• [Work instructions]: Your task is to give the listing below back word for word, pictures excluded.

* start Raw records *

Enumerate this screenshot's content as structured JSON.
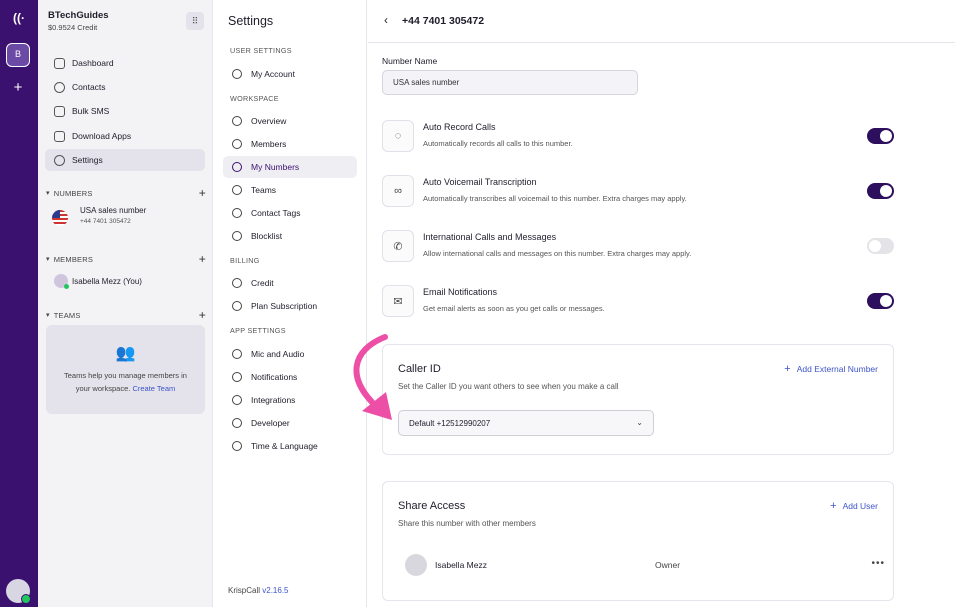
{
  "rail": {
    "logo": "((·",
    "workspace_initial": "B",
    "add_label": "+"
  },
  "workspace": {
    "name": "BTechGuides",
    "credit": "$0.9524 Credit",
    "dialpad_icon": "dialpad-icon"
  },
  "sidebar": {
    "nav": [
      {
        "label": "Dashboard",
        "icon": "dashboard-icon"
      },
      {
        "label": "Contacts",
        "icon": "contacts-icon"
      },
      {
        "label": "Bulk SMS",
        "icon": "sms-icon"
      },
      {
        "label": "Download Apps",
        "icon": "phone-icon"
      },
      {
        "label": "Settings",
        "icon": "gear-icon",
        "active": true
      }
    ],
    "numbers_head": "NUMBERS",
    "number": {
      "name": "USA sales number",
      "phone": "+44 7401 305472"
    },
    "members_head": "MEMBERS",
    "member": "Isabella Mezz (You)",
    "teams_head": "TEAMS",
    "teams_text": "Teams help you manage members in your workspace.",
    "teams_link": "Create Team"
  },
  "settings": {
    "title": "Settings",
    "sections": {
      "user": "USER SETTINGS",
      "workspace": "WORKSPACE",
      "billing": "BILLING",
      "app": "APP SETTINGS"
    },
    "items": {
      "my_account": "My Account",
      "overview": "Overview",
      "members": "Members",
      "my_numbers": "My Numbers",
      "teams": "Teams",
      "contact_tags": "Contact Tags",
      "blocklist": "Blocklist",
      "credit": "Credit",
      "plan": "Plan Subscription",
      "mic": "Mic and Audio",
      "notifications": "Notifications",
      "integrations": "Integrations",
      "developer": "Developer",
      "time": "Time & Language"
    },
    "version_prefix": "KrispCall",
    "version": "v2.16.5"
  },
  "main": {
    "title": "+44 7401 305472",
    "number_name_label": "Number Name",
    "number_name_value": "USA sales number",
    "toggles": [
      {
        "title": "Auto Record Calls",
        "desc": "Automatically records all calls to this number.",
        "on": true
      },
      {
        "title": "Auto Voicemail Transcription",
        "desc": "Automatically transcribes all voicemail to this number. Extra charges may apply.",
        "on": true
      },
      {
        "title": "International Calls and Messages",
        "desc": "Allow international calls and messages on this number. Extra charges may apply.",
        "on": false
      },
      {
        "title": "Email Notifications",
        "desc": "Get email alerts as soon as you get calls or messages.",
        "on": true
      }
    ],
    "caller_id": {
      "title": "Caller ID",
      "desc": "Set the Caller ID you want others to see when you make a call",
      "action": "Add External Number",
      "selected": "Default +12512990207"
    },
    "share": {
      "title": "Share Access",
      "desc": "Share this number with other members",
      "action": "Add User",
      "user": {
        "name": "Isabella Mezz",
        "role": "Owner"
      }
    }
  },
  "colors": {
    "rail": "#3b1170",
    "accent": "#3d54c9",
    "toggle_on": "#2d0f5e",
    "annotation_arrow": "#ee4fa6"
  }
}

* end Raw records *

• [Result below]:
Enumerate this screenshot's content as structured JSON.
{
  "rail": {
    "logo": "((·",
    "workspace_initial": "B",
    "add_label": "+"
  },
  "workspace": {
    "name": "BTechGuides",
    "credit": "$0.9524 Credit",
    "dialpad_icon": "dialpad-icon"
  },
  "sidebar": {
    "nav": [
      {
        "label": "Dashboard",
        "icon": "dashboard-icon"
      },
      {
        "label": "Contacts",
        "icon": "contacts-icon"
      },
      {
        "label": "Bulk SMS",
        "icon": "sms-icon"
      },
      {
        "label": "Download Apps",
        "icon": "phone-icon"
      },
      {
        "label": "Settings",
        "icon": "gear-icon",
        "active": true
      }
    ],
    "numbers_head": "NUMBERS",
    "number": {
      "name": "USA sales number",
      "phone": "+44 7401 305472"
    },
    "members_head": "MEMBERS",
    "member": "Isabella Mezz (You)",
    "teams_head": "TEAMS",
    "teams_text": "Teams help you manage members in your workspace.",
    "teams_link": "Create Team"
  },
  "settings": {
    "title": "Settings",
    "sections": {
      "user": "USER SETTINGS",
      "workspace": "WORKSPACE",
      "billing": "BILLING",
      "app": "APP SETTINGS"
    },
    "items": {
      "my_account": "My Account",
      "overview": "Overview",
      "members": "Members",
      "my_numbers": "My Numbers",
      "teams": "Teams",
      "contact_tags": "Contact Tags",
      "blocklist": "Blocklist",
      "credit": "Credit",
      "plan": "Plan Subscription",
      "mic": "Mic and Audio",
      "notifications": "Notifications",
      "integrations": "Integrations",
      "developer": "Developer",
      "time": "Time & Language"
    },
    "version_prefix": "KrispCall",
    "version": "v2.16.5"
  },
  "main": {
    "title": "+44 7401 305472",
    "number_name_label": "Number Name",
    "number_name_value": "USA sales number",
    "toggles": [
      {
        "title": "Auto Record Calls",
        "desc": "Automatically records all calls to this number.",
        "on": true
      },
      {
        "title": "Auto Voicemail Transcription",
        "desc": "Automatically transcribes all voicemail to this number. Extra charges may apply.",
        "on": true
      },
      {
        "title": "International Calls and Messages",
        "desc": "Allow international calls and messages on this number. Extra charges may apply.",
        "on": false
      },
      {
        "title": "Email Notifications",
        "desc": "Get email alerts as soon as you get calls or messages.",
        "on": true
      }
    ],
    "caller_id": {
      "title": "Caller ID",
      "desc": "Set the Caller ID you want others to see when you make a call",
      "action": "Add External Number",
      "selected": "Default +12512990207"
    },
    "share": {
      "title": "Share Access",
      "desc": "Share this number with other members",
      "action": "Add User",
      "user": {
        "name": "Isabella Mezz",
        "role": "Owner"
      }
    }
  },
  "colors": {
    "rail": "#3b1170",
    "accent": "#3d54c9",
    "toggle_on": "#2d0f5e",
    "annotation_arrow": "#ee4fa6"
  }
}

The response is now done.